--- start ---

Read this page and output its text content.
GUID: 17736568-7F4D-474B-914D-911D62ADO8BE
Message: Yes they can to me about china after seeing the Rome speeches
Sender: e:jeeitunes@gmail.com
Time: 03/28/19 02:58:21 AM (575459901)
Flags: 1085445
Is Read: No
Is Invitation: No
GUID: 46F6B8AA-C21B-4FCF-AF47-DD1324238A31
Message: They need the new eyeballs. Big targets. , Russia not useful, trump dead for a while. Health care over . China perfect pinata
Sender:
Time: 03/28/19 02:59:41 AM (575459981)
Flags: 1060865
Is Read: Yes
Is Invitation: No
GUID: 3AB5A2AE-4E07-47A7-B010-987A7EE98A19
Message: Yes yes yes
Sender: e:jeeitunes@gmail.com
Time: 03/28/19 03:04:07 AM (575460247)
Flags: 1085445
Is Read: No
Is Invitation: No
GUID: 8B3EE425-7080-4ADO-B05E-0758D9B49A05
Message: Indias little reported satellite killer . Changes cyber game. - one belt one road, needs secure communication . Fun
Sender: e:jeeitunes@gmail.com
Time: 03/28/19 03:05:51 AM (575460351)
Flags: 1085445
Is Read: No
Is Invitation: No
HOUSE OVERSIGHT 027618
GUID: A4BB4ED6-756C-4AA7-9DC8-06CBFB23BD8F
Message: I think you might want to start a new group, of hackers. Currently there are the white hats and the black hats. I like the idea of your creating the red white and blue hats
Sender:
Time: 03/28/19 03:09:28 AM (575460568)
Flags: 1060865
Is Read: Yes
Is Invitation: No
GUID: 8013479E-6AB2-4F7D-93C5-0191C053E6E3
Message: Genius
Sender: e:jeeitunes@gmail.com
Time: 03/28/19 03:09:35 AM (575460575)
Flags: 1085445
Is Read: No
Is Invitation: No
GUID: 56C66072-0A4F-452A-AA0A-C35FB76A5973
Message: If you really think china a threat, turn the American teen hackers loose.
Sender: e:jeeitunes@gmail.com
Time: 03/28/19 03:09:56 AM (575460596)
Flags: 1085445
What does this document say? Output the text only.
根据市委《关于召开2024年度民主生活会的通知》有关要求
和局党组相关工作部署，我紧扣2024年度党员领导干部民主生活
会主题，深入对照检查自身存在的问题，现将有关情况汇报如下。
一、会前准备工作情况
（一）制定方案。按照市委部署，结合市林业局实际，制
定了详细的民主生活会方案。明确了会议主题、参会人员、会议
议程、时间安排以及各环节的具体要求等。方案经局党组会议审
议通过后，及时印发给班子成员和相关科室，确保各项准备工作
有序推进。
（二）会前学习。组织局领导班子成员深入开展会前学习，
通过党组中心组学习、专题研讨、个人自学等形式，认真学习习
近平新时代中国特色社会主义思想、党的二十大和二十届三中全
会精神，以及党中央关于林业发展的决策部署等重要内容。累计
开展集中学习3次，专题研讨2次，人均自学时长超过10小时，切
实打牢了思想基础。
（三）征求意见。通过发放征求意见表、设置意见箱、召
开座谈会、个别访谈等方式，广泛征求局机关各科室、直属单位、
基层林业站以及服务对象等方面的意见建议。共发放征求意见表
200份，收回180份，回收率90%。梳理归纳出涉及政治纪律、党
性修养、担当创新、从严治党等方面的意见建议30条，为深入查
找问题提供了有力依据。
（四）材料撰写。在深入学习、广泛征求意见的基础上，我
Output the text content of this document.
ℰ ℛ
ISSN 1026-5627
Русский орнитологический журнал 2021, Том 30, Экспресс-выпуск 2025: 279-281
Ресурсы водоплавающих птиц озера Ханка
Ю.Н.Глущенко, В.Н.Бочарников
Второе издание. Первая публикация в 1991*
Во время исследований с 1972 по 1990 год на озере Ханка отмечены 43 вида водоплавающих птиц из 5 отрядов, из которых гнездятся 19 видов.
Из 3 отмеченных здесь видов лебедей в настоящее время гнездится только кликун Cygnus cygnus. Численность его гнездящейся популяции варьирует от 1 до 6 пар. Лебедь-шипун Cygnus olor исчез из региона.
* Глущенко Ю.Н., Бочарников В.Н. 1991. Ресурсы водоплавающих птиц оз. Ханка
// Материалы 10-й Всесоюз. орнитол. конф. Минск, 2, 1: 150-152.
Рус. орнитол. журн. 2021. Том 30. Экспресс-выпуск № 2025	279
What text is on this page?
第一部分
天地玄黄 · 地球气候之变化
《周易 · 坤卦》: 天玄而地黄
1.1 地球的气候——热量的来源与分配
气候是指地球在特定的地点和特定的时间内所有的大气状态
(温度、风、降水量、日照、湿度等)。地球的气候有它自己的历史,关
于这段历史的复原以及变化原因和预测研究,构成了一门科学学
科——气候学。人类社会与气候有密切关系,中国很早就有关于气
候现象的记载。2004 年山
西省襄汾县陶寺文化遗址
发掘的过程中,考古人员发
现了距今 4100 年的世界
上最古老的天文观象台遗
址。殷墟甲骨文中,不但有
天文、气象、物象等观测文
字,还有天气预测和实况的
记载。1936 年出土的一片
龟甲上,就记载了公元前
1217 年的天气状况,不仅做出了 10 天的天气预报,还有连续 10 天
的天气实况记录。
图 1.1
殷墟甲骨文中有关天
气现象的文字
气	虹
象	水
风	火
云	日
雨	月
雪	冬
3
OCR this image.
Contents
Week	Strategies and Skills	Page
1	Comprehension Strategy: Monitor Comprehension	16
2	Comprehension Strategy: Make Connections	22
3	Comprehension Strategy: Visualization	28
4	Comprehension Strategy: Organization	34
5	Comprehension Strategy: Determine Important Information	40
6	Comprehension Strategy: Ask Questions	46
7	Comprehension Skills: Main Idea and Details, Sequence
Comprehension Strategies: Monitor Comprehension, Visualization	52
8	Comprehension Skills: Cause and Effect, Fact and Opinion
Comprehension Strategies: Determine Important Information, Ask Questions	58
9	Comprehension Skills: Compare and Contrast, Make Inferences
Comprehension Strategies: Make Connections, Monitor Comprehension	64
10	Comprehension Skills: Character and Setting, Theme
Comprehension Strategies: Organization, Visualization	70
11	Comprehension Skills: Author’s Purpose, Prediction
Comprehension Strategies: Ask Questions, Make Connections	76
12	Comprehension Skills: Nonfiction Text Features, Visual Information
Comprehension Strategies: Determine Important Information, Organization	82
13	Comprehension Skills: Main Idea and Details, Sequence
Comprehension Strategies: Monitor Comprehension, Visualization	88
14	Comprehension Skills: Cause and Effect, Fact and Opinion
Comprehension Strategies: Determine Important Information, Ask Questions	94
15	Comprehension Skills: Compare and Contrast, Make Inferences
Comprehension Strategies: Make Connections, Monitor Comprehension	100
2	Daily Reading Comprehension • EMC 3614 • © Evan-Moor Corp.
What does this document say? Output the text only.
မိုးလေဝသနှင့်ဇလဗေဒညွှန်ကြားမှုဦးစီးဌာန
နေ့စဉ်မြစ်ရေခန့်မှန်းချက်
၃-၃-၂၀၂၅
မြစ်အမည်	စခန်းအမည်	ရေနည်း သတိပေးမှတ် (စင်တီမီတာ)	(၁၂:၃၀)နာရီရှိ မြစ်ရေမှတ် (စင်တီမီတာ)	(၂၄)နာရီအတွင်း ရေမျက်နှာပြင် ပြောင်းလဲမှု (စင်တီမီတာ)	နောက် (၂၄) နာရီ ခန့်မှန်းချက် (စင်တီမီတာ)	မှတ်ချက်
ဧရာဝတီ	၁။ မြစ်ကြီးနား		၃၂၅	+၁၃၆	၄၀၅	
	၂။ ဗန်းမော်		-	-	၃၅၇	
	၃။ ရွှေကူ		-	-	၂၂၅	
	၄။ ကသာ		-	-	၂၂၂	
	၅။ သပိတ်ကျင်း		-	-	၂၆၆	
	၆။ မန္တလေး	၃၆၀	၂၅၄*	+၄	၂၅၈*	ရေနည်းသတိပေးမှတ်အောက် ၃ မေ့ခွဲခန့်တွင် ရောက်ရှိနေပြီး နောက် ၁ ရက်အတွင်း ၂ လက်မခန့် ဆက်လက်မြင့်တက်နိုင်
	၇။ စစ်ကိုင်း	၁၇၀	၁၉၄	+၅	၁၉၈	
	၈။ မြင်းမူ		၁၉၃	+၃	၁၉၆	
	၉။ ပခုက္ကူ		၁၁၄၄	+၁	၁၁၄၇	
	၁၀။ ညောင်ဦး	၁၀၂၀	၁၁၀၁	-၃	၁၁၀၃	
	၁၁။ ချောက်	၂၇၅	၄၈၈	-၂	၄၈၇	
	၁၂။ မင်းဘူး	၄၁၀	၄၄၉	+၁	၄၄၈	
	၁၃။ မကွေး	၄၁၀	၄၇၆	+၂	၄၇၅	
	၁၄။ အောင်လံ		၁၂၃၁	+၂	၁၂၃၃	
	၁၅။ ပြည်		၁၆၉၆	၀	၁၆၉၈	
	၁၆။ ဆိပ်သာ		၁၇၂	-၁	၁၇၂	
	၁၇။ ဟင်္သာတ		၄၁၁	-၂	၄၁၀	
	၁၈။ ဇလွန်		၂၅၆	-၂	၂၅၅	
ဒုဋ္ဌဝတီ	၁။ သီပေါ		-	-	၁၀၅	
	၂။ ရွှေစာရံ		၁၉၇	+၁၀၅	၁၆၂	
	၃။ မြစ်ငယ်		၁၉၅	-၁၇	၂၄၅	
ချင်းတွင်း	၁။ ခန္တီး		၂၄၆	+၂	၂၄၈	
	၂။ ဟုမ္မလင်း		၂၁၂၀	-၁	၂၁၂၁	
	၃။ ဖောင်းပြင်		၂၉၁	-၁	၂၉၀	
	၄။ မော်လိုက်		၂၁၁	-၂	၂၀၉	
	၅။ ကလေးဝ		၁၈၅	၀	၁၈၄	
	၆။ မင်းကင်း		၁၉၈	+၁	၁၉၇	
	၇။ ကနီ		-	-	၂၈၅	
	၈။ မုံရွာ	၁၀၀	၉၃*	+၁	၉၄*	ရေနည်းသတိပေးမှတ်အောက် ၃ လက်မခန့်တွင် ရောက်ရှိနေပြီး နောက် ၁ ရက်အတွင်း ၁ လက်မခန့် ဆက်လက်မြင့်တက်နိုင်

--- end ---

Only the number is wanted: how many lines of these entries contain the string "Strategy"?

6